*Part of a data file*
:::::
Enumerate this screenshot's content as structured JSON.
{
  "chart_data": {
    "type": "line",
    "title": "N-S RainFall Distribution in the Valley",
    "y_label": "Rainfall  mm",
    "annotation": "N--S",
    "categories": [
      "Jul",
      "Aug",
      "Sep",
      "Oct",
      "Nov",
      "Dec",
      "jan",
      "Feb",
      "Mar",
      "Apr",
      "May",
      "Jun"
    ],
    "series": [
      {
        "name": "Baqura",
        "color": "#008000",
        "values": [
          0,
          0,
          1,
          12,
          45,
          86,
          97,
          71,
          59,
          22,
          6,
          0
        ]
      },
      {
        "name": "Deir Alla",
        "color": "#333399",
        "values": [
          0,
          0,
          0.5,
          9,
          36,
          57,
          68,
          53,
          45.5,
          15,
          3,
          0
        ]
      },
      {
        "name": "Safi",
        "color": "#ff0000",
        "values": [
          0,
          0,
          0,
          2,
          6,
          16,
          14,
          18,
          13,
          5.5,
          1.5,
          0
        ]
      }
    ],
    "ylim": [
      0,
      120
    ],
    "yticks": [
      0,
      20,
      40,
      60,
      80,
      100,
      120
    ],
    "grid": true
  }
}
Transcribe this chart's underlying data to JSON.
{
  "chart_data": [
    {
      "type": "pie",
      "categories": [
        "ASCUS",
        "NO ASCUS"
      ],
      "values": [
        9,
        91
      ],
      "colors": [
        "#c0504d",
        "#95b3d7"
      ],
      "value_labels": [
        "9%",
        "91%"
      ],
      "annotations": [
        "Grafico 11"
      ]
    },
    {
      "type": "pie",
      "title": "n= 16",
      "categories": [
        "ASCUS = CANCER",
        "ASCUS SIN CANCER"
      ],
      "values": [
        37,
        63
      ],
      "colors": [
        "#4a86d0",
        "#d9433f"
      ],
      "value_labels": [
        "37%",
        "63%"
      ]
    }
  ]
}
:::::
*WORK TO DO*
Find each line holding the word "ASCUS" and copy it.

*COMPLETE OUTPUT*
        "ASCUS",
        "NO ASCUS"
        "ASCUS = CANCER",
        "ASCUS SIN CANCER"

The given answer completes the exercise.